EXTRACTED DATA:
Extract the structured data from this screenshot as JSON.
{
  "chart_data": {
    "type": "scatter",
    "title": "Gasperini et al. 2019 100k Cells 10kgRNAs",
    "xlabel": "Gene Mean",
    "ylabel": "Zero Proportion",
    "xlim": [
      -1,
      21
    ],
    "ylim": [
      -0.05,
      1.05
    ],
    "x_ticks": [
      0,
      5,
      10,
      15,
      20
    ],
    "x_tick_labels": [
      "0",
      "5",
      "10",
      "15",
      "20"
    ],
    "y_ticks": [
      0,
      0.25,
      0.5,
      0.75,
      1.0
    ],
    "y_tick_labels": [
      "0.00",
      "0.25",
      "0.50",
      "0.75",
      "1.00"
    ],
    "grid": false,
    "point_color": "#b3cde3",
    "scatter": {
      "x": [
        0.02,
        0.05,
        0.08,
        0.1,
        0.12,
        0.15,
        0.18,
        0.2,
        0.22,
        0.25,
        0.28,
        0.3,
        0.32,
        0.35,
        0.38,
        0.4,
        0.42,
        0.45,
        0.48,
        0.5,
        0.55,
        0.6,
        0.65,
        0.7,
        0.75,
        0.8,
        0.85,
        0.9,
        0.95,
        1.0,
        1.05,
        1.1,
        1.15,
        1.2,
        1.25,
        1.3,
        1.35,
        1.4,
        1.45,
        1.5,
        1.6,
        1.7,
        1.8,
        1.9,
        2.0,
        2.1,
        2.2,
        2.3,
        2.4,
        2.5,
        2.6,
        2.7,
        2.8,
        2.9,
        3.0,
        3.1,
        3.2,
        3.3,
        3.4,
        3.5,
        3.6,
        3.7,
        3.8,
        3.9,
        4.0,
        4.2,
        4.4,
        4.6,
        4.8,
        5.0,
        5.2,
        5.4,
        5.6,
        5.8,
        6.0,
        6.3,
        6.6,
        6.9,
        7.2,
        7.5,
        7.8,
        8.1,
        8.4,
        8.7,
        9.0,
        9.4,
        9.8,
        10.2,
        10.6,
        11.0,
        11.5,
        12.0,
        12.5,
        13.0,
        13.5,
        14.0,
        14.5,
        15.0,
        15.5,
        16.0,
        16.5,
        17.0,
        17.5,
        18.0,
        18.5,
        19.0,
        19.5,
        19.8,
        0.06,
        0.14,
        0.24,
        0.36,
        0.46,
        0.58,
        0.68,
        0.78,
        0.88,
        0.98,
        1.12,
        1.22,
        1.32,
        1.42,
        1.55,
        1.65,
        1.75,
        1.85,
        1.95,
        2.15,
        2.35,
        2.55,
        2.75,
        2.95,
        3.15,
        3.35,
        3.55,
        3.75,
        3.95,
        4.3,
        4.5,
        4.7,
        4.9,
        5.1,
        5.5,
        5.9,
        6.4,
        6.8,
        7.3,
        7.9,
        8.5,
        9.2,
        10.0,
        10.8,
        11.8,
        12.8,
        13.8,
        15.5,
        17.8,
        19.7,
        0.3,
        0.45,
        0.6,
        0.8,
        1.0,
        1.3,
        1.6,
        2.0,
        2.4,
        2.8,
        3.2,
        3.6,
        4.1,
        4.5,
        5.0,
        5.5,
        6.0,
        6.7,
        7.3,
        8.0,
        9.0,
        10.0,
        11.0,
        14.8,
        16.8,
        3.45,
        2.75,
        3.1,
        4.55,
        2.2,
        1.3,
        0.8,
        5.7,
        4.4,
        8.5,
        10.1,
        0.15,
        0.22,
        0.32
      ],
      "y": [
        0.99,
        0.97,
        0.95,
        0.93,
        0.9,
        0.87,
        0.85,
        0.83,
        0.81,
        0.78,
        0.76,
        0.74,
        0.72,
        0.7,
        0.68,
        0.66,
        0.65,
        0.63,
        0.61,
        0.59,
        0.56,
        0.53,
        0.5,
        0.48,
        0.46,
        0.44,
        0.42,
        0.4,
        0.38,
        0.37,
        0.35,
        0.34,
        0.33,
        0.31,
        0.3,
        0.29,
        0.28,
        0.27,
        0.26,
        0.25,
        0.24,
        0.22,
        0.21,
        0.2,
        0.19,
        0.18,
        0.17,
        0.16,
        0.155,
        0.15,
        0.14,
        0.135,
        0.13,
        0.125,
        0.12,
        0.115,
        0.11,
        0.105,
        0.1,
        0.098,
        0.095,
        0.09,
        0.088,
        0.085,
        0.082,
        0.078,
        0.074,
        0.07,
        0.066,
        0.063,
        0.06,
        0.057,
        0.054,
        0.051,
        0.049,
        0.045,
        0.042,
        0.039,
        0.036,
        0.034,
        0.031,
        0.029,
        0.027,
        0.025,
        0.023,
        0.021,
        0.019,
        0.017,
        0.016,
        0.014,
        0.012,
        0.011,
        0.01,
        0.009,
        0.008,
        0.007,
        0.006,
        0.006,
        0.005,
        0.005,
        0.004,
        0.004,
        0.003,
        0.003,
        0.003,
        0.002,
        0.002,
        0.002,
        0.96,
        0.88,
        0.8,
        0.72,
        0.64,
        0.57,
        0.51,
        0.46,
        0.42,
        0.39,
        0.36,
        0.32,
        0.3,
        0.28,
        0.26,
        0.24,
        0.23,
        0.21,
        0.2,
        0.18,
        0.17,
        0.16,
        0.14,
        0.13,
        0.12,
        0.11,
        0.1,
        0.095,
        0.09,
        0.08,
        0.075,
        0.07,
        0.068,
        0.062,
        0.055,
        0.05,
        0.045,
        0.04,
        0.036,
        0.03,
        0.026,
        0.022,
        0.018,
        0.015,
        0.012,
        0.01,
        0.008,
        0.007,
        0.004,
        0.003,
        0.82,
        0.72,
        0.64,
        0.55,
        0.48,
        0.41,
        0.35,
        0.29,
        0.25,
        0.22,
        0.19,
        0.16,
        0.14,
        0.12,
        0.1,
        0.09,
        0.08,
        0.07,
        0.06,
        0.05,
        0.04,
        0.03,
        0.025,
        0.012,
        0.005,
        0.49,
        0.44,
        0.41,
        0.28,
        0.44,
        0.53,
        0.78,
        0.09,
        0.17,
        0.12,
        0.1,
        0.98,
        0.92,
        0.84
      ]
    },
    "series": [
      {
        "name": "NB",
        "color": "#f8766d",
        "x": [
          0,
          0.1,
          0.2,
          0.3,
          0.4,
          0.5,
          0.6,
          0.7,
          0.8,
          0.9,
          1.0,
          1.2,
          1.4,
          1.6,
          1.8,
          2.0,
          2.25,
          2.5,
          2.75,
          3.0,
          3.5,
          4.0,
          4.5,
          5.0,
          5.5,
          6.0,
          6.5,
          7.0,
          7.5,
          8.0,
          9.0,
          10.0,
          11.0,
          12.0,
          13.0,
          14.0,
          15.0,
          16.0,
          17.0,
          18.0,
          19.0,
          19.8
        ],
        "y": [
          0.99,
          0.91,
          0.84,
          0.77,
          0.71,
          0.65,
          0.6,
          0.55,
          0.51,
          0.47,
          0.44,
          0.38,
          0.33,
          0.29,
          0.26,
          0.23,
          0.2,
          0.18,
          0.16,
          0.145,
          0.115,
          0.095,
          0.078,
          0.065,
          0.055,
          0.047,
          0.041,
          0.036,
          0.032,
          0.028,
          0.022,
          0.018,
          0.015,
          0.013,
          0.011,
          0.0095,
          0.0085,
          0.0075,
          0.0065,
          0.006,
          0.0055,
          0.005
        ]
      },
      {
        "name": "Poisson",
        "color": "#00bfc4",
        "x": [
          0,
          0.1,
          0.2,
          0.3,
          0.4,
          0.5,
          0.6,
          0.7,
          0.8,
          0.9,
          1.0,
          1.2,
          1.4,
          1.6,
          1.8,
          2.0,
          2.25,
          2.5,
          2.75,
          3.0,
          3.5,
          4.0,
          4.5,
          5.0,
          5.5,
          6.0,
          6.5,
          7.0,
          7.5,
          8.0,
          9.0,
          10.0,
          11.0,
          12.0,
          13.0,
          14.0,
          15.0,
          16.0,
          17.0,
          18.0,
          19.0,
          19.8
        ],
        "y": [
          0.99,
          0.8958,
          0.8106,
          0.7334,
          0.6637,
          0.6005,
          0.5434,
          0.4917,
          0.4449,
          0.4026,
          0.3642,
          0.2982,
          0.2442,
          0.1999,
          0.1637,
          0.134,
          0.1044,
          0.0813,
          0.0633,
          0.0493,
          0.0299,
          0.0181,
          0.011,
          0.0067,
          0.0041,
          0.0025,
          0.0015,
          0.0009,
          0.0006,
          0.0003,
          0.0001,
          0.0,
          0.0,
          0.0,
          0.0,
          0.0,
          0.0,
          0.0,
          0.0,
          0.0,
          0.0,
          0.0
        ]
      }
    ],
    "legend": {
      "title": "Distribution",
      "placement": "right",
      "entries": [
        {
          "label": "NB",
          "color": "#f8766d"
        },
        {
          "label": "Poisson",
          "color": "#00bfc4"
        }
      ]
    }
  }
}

WHAT TO WORK ON: Please give the number of lines above that contain "title", without any other words.

WRITTEN SOLUTION: 2